Exercise requirements: Copy each line of the material below that includes the string "Minnesota".
• • • • • • •
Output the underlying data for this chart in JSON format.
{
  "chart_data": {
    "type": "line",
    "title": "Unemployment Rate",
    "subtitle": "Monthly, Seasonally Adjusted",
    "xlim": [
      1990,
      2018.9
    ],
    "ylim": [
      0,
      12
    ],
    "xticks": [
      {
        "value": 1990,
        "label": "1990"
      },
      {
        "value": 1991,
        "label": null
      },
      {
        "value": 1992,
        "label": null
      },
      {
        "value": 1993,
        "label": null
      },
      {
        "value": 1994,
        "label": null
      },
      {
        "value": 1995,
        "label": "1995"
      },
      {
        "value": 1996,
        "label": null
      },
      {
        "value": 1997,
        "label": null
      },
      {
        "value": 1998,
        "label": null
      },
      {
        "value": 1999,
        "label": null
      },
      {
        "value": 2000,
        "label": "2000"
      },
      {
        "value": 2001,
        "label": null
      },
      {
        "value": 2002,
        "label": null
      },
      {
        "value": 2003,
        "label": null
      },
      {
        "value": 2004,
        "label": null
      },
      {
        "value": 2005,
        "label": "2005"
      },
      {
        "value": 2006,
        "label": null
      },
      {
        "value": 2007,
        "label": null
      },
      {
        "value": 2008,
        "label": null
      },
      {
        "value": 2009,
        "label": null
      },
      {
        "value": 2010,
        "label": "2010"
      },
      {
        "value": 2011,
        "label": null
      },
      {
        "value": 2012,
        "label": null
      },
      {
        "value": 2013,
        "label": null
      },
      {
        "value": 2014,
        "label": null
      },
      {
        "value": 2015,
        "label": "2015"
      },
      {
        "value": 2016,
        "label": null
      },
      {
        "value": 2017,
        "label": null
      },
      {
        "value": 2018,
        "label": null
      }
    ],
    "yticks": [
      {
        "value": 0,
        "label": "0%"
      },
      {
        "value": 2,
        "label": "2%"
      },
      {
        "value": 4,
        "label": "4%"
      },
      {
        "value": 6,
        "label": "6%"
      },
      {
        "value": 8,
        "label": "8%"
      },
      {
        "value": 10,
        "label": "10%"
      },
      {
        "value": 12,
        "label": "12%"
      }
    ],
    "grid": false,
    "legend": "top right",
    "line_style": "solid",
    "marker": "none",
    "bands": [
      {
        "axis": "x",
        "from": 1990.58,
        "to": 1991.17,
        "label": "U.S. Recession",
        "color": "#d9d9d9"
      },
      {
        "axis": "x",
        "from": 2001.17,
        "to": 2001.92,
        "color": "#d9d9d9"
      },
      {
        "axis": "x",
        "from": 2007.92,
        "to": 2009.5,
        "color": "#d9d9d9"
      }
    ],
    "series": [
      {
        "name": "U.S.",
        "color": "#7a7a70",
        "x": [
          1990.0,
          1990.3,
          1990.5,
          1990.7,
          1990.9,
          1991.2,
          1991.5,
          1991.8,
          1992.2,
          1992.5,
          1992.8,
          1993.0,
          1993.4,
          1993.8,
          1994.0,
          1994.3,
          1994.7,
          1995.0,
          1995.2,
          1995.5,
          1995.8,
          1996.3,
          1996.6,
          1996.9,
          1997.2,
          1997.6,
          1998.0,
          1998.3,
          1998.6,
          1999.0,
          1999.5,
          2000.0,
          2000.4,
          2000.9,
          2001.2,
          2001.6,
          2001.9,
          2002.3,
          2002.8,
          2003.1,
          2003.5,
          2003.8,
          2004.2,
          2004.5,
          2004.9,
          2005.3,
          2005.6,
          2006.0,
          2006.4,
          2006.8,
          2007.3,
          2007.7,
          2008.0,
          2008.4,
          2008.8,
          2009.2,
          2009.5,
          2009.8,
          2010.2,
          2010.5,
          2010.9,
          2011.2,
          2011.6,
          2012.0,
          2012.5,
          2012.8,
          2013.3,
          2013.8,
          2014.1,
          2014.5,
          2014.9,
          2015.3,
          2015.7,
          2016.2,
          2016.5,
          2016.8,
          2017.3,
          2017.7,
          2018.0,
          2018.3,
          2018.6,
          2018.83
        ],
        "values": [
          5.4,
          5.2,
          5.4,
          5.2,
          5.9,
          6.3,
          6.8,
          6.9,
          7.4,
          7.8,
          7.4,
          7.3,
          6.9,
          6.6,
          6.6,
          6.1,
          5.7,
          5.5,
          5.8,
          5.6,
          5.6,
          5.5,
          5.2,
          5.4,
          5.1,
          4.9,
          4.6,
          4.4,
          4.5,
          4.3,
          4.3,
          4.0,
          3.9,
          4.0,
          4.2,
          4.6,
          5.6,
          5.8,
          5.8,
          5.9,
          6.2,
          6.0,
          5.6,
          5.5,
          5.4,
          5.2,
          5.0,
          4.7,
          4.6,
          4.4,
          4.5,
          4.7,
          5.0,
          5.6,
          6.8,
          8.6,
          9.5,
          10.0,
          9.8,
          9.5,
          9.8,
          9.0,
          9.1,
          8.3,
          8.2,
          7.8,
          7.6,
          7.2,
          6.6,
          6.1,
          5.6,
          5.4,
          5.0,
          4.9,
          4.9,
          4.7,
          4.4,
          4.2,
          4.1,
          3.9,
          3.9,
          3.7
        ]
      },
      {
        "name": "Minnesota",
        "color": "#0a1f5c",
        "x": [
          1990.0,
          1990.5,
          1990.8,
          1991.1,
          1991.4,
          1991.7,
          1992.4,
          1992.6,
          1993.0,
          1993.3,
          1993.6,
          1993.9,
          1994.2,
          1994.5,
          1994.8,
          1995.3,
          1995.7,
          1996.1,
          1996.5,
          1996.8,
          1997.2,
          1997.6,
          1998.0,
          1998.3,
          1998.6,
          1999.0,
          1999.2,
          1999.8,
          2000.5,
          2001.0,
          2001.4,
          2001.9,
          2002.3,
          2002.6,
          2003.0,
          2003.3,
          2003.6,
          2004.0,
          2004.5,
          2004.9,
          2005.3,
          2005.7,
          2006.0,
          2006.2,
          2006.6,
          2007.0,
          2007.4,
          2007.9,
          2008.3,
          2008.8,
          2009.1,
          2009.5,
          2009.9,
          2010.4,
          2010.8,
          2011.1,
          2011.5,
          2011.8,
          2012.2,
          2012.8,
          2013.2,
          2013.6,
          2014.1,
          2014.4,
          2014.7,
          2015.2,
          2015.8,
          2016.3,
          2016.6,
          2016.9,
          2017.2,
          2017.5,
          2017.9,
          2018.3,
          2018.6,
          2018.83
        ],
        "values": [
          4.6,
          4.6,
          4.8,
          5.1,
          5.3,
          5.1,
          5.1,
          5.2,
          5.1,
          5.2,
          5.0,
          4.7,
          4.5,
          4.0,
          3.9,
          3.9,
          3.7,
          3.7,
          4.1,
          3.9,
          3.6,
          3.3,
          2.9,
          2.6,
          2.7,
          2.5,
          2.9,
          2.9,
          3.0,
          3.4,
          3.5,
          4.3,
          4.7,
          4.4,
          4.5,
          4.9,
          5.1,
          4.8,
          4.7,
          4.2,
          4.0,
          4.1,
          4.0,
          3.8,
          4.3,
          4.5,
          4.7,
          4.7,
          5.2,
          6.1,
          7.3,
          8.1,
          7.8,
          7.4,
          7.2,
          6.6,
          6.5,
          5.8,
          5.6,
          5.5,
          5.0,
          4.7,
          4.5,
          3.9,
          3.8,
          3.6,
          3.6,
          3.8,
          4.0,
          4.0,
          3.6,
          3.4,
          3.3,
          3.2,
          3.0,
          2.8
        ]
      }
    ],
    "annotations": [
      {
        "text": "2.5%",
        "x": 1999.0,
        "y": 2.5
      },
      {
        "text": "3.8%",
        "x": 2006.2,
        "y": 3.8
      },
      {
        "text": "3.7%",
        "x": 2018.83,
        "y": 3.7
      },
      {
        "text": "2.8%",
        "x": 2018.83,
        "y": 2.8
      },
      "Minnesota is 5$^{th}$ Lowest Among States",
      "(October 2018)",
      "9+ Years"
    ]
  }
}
• • • • • • •
Final answer:
        "name": "Minnesota",
      "Minnesota is 5$^{th}$ Lowest Among States",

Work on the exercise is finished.